» WHAT THE TASK ASKS
Write out all of the entries exactly, please.

» DATA PROVIDED

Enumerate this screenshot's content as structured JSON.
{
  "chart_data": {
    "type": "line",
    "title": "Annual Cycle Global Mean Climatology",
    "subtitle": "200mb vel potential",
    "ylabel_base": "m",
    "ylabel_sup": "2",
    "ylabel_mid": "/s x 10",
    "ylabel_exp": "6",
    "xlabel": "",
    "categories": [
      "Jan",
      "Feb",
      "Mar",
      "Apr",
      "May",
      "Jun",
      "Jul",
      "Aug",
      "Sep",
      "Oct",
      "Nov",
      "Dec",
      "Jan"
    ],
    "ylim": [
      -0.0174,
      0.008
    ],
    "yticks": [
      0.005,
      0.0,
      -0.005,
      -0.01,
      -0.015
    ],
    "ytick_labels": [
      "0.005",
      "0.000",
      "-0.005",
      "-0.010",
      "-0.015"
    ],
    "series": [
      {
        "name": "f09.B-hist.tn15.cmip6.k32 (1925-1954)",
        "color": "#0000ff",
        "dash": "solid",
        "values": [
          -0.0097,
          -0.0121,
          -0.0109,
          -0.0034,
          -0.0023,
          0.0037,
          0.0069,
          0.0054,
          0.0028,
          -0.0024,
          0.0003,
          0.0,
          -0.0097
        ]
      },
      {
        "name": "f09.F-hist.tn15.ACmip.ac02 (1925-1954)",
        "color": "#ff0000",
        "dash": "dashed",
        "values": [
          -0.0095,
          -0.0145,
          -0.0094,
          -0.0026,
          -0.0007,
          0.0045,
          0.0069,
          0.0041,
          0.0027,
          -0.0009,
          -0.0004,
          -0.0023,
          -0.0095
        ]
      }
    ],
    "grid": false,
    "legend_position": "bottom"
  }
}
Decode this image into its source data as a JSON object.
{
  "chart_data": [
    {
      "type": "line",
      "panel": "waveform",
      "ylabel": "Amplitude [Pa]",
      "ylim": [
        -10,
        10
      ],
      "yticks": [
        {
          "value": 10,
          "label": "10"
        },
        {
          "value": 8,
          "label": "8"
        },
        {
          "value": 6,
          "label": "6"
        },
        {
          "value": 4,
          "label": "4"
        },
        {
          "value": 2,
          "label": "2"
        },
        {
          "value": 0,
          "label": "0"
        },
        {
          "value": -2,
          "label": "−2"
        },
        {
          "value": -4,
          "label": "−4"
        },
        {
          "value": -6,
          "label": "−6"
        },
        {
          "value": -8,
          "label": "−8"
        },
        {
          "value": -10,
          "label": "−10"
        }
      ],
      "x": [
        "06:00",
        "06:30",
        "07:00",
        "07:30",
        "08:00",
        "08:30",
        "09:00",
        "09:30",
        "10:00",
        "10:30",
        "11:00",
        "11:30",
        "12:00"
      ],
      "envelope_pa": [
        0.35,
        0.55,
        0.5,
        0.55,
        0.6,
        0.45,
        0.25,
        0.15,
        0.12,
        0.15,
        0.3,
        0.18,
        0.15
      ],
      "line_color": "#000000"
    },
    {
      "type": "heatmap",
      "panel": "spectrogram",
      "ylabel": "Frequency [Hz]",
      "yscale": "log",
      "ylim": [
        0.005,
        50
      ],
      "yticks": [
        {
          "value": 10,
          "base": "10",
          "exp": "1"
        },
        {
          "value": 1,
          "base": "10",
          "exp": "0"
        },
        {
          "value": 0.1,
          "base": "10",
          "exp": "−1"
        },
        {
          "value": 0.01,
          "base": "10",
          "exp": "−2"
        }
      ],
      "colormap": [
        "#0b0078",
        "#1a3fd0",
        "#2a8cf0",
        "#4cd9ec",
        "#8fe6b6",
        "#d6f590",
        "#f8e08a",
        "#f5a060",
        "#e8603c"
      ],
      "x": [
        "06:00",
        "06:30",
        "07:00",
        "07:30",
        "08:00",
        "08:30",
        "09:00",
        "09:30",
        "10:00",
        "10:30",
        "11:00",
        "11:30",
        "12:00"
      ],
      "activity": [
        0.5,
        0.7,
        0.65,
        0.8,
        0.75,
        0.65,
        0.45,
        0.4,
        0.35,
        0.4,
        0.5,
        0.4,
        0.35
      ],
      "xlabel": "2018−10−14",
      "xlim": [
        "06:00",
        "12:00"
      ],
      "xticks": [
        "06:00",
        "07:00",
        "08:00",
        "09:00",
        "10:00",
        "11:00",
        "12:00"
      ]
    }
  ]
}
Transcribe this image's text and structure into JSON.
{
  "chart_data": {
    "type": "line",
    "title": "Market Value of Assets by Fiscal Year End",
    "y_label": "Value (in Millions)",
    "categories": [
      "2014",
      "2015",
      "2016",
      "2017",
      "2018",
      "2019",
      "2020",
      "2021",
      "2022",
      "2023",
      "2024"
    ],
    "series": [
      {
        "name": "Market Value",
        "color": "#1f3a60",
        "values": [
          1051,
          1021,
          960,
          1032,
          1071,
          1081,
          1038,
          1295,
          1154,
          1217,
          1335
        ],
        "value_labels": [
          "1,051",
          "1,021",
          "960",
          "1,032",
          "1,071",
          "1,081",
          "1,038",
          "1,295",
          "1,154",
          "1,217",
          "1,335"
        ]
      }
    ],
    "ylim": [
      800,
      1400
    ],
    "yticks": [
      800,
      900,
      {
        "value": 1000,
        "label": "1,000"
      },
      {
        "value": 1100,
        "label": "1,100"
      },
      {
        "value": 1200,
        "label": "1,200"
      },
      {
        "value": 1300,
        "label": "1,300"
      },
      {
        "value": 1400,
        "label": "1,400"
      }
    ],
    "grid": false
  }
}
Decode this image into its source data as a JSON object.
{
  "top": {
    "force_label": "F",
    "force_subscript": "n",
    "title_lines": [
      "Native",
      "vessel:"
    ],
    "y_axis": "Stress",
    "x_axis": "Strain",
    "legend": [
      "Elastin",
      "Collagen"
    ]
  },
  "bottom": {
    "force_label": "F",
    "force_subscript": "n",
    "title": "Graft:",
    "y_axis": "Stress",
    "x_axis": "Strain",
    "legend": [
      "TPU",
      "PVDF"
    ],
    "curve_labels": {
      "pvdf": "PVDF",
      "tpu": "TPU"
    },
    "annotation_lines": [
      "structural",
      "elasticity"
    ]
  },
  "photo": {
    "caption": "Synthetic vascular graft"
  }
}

» SOLUTION TO THIS PROBLEM
Enumerate this screenshot's content as structured JSON.
{
  "chart_data": {
    "type": "line",
    "title": "Annual Cycle Global Mean Climatology",
    "subtitle": "200mb vel potential",
    "ylabel_base": "m",
    "ylabel_sup": "2",
    "ylabel_mid": "/s x 10",
    "ylabel_exp": "6",
    "xlabel": "",
    "categories": [
      "Jan",
      "Feb",
      "Mar",
      "Apr",
      "May",
      "Jun",
      "Jul",
      "Aug",
      "Sep",
      "Oct",
      "Nov",
      "Dec",
      "Jan"
    ],
    "ylim": [
      -0.0174,
      0.008
    ],
    "yticks": [
      0.005,
      0.0,
      -0.005,
      -0.01,
      -0.015
    ],
    "ytick_labels": [
      "0.005",
      "0.000",
      "-0.005",
      "-0.010",
      "-0.015"
    ],
    "series": [
      {
        "name": "f09.B-hist.tn15.cmip6.k32 (1925-1954)",
        "color": "#0000ff",
        "dash": "solid",
        "values": [
          -0.0097,
          -0.0121,
          -0.0109,
          -0.0034,
          -0.0023,
          0.0037,
          0.0069,
          0.0054,
          0.0028,
          -0.0024,
          0.0003,
          0.0,
          -0.0097
        ]
      },
      {
        "name": "f09.F-hist.tn15.ACmip.ac02 (1925-1954)",
        "color": "#ff0000",
        "dash": "dashed",
        "values": [
          -0.0095,
          -0.0145,
          -0.0094,
          -0.0026,
          -0.0007,
          0.0045,
          0.0069,
          0.0041,
          0.0027,
          -0.0009,
          -0.0004,
          -0.0023,
          -0.0095
        ]
      }
    ],
    "grid": false,
    "legend_position": "bottom"
  }
}
Decode this image into its source data as a JSON object.
{
  "chart_data": [
    {
      "type": "line",
      "panel": "waveform",
      "ylabel": "Amplitude [Pa]",
      "ylim": [
        -10,
        10
      ],
      "yticks": [
        {
          "value": 10,
          "label": "10"
        },
        {
          "value": 8,
          "label": "8"
        },
        {
          "value": 6,
          "label": "6"
        },
        {
          "value": 4,
          "label": "4"
        },
        {
          "value": 2,
          "label": "2"
        },
        {
          "value": 0,
          "label": "0"
        },
        {
          "value": -2,
          "label": "−2"
        },
        {
          "value": -4,
          "label": "−4"
        },
        {
          "value": -6,
          "label": "−6"
        },
        {
          "value": -8,
          "label": "−8"
        },
        {
          "value": -10,
          "label": "−10"
        }
      ],
      "x": [
        "06:00",
        "06:30",
        "07:00",
        "07:30",
        "08:00",
        "08:30",
        "09:00",
        "09:30",
        "10:00",
        "10:30",
        "11:00",
        "11:30",
        "12:00"
      ],
      "envelope_pa": [
        0.35,
        0.55,
        0.5,
        0.55,
        0.6,
        0.45,
        0.25,
        0.15,
        0.12,
        0.15,
        0.3,
        0.18,
        0.15
      ],
      "line_color": "#000000"
    },
    {
      "type": "heatmap",
      "panel": "spectrogram",
      "ylabel": "Frequency [Hz]",
      "yscale": "log",
      "ylim": [
        0.005,
        50
      ],
      "yticks": [
        {
          "value": 10,
          "base": "10",
          "exp": "1"
        },
        {
          "value": 1,
          "base": "10",
          "exp": "0"
        },
        {
          "value": 0.1,
          "base": "10",
          "exp": "−1"
        },
        {
          "value": 0.01,
          "base": "10",
          "exp": "−2"
        }
      ],
      "colormap": [
        "#0b0078",
        "#1a3fd0",
        "#2a8cf0",
        "#4cd9ec",
        "#8fe6b6",
        "#d6f590",
        "#f8e08a",
        "#f5a060",
        "#e8603c"
      ],
      "x": [
        "06:00",
        "06:30",
        "07:00",
        "07:30",
        "08:00",
        "08:30",
        "09:00",
        "09:30",
        "10:00",
        "10:30",
        "11:00",
        "11:30",
        "12:00"
      ],
      "activity": [
        0.5,
        0.7,
        0.65,
        0.8,
        0.75,
        0.65,
        0.45,
        0.4,
        0.35,
        0.4,
        0.5,
        0.4,
        0.35
      ],
      "xlabel": "2018−10−14",
      "xlim": [
        "06:00",
        "12:00"
      ],
      "xticks": [
        "06:00",
        "07:00",
        "08:00",
        "09:00",
        "10:00",
        "11:00",
        "12:00"
      ]
    }
  ]
}
Transcribe this image's text and structure into JSON.
{
  "chart_data": {
    "type": "line",
    "title": "Market Value of Assets by Fiscal Year End",
    "y_label": "Value (in Millions)",
    "categories": [
      "2014",
      "2015",
      "2016",
      "2017",
      "2018",
      "2019",
      "2020",
      "2021",
      "2022",
      "2023",
      "2024"
    ],
    "series": [
      {
        "name": "Market Value",
        "color": "#1f3a60",
        "values": [
          1051,
          1021,
          960,
          1032,
          1071,
          1081,
          1038,
          1295,
          1154,
          1217,
          1335
        ],
        "value_labels": [
          "1,051",
          "1,021",
          "960",
          "1,032",
          "1,071",
          "1,081",
          "1,038",
          "1,295",
          "1,154",
          "1,217",
          "1,335"
        ]
      }
    ],
    "ylim": [
      800,
      1400
    ],
    "yticks": [
      800,
      900,
      {
        "value": 1000,
        "label": "1,000"
      },
      {
        "value": 1100,
        "label": "1,100"
      },
      {
        "value": 1200,
        "label": "1,200"
      },
      {
        "value": 1300,
        "label": "1,300"
      },
      {
        "value": 1400,
        "label": "1,400"
      }
    ],
    "grid": false
  }
}
Decode this image into its source data as a JSON object.
{
  "top": {
    "force_label": "F",
    "force_subscript": "n",
    "title_lines": [
      "Native",
      "vessel:"
    ],
    "y_axis": "Stress",
    "x_axis": "Strain",
    "legend": [
      "Elastin",
      "Collagen"
    ]
  },
  "bottom": {
    "force_label": "F",
    "force_subscript": "n",
    "title": "Graft:",
    "y_axis": "Stress",
    "x_axis": "Strain",
    "legend": [
      "TPU",
      "PVDF"
    ],
    "curve_labels": {
      "pvdf": "PVDF",
      "tpu": "TPU"
    },
    "annotation_lines": [
      "structural",
      "elasticity"
    ]
  },
  "photo": {
    "caption": "Synthetic vascular graft"
  }
}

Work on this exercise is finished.